Supplied entries >>
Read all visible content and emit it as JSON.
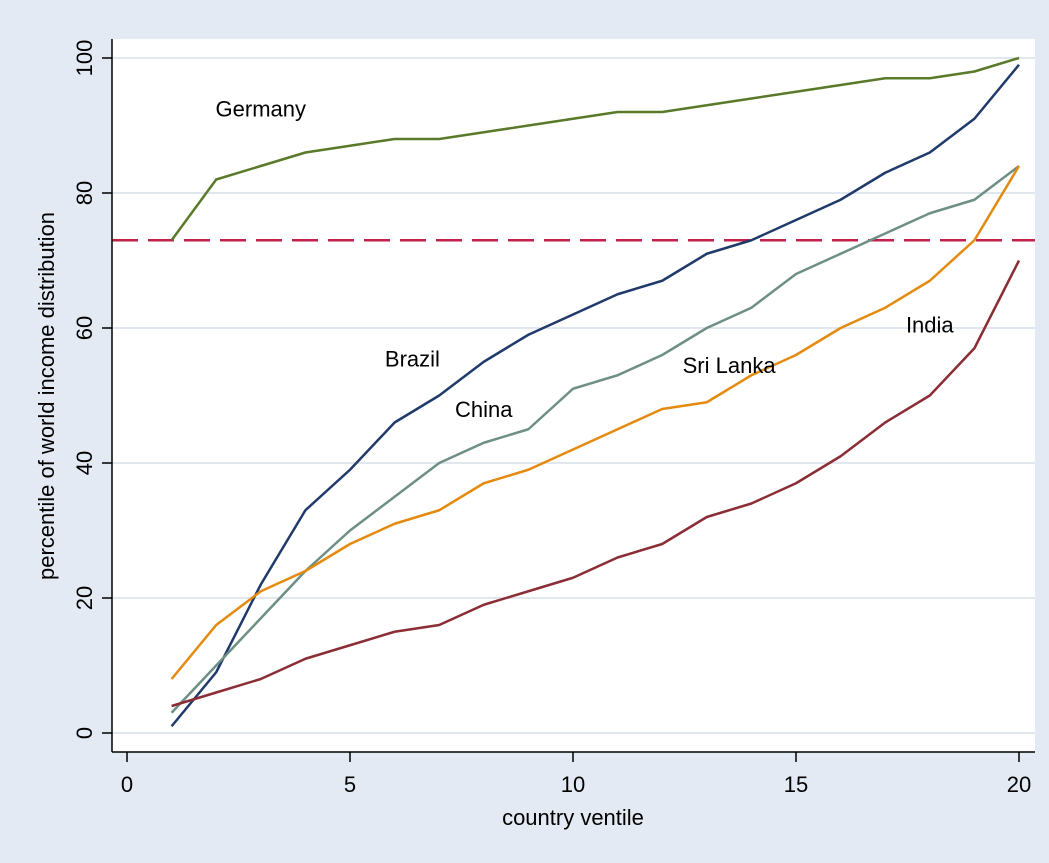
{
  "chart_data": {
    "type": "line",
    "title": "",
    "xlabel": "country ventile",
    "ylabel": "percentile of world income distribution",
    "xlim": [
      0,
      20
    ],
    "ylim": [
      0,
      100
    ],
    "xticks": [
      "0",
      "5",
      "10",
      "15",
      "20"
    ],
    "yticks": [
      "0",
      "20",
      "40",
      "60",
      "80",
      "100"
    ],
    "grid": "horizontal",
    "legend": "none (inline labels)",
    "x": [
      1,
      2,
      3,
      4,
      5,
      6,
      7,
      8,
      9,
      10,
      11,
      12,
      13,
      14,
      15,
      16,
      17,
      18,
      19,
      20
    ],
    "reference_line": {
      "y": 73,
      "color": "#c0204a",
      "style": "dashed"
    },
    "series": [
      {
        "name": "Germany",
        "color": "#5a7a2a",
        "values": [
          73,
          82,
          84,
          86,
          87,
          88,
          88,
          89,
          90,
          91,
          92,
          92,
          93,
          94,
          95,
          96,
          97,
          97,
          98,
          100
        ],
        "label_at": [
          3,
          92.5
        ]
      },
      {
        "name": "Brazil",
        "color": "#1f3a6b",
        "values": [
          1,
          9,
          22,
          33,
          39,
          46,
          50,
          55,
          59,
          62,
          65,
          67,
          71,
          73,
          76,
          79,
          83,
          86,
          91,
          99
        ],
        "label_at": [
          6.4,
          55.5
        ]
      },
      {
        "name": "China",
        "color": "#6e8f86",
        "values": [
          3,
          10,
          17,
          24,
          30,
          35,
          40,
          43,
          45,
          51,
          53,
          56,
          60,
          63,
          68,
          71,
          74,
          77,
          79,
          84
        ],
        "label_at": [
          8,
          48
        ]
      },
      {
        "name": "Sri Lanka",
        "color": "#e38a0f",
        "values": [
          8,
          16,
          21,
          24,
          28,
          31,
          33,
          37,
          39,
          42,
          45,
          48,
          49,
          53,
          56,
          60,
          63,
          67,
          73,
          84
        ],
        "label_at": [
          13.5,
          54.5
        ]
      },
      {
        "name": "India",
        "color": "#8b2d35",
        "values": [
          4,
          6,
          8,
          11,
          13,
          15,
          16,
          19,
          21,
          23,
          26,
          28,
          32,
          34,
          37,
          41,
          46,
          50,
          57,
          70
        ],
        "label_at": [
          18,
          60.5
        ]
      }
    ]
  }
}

---

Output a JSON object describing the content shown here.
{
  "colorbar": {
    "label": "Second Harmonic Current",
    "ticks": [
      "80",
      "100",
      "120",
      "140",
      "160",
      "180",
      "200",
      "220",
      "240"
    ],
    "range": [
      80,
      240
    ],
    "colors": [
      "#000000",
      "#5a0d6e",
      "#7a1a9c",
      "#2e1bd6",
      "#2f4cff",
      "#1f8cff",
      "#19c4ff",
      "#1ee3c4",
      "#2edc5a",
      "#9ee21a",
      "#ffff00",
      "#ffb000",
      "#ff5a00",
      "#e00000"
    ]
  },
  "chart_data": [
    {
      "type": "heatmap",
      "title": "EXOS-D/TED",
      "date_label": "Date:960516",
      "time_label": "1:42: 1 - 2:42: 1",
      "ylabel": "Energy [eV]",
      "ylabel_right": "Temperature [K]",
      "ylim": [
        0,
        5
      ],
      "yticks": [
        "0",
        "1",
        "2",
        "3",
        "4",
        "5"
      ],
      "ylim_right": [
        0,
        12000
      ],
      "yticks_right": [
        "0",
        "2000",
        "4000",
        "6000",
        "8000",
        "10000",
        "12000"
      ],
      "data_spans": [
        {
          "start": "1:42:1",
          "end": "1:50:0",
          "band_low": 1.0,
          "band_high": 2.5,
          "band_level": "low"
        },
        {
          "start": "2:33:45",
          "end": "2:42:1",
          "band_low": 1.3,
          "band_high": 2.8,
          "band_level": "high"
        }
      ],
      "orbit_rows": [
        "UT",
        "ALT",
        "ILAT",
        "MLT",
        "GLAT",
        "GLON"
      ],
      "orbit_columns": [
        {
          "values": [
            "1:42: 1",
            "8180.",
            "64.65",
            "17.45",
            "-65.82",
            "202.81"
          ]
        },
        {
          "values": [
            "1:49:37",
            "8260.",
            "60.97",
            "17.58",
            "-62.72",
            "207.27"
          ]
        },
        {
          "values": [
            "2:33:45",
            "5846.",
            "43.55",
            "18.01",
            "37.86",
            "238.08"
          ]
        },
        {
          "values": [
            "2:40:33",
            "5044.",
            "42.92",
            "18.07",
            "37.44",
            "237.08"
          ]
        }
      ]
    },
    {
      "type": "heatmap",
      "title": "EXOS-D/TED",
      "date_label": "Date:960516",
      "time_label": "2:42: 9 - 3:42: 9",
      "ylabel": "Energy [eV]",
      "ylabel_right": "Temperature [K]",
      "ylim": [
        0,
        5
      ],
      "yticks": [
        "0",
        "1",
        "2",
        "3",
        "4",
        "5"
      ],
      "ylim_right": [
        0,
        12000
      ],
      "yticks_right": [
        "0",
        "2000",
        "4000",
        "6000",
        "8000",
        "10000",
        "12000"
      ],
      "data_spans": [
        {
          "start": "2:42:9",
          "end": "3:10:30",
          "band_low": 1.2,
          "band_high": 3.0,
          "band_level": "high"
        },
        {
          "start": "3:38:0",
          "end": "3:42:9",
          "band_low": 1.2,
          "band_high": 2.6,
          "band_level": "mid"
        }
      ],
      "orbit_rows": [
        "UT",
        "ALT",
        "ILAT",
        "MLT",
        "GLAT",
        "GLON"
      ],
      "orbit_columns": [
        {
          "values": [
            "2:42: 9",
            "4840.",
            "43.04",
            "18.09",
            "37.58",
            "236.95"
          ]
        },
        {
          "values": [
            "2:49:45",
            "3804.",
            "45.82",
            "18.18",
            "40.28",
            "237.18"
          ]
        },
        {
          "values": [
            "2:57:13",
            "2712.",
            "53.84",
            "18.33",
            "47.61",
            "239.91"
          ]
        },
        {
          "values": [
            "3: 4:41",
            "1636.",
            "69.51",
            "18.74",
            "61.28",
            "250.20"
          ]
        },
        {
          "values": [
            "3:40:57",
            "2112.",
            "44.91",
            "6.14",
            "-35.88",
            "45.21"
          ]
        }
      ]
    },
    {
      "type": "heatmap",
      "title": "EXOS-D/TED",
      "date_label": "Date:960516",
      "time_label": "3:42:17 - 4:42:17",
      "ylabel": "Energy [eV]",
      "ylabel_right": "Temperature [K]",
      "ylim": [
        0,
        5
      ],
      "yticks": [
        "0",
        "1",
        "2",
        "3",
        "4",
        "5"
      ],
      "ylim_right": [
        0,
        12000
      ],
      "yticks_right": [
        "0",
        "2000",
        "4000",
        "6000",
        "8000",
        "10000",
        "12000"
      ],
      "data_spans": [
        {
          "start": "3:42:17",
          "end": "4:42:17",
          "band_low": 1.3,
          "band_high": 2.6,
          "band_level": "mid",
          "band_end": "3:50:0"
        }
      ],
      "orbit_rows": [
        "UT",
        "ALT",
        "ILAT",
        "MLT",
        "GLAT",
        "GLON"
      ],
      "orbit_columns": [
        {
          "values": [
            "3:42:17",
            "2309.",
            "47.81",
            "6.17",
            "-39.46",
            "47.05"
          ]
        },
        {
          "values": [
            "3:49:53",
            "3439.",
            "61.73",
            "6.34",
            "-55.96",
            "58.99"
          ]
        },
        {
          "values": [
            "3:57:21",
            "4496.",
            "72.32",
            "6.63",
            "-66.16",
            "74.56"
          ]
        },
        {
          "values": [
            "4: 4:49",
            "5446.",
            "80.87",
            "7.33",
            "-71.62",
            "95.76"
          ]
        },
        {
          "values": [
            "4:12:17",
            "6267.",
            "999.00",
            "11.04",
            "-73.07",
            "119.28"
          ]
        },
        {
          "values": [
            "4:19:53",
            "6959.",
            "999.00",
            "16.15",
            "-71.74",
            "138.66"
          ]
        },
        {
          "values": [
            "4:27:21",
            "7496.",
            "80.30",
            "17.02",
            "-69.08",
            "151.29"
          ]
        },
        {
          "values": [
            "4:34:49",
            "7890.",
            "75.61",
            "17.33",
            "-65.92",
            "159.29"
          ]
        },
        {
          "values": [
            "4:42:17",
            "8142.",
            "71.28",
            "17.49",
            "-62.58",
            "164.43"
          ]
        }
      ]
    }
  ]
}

Task directions >> From the records above, pull out every line containing the word "content".

Answer to this problem >>
Read all visible content and emit it as JSON.
Output a JSON object describing the content shown here.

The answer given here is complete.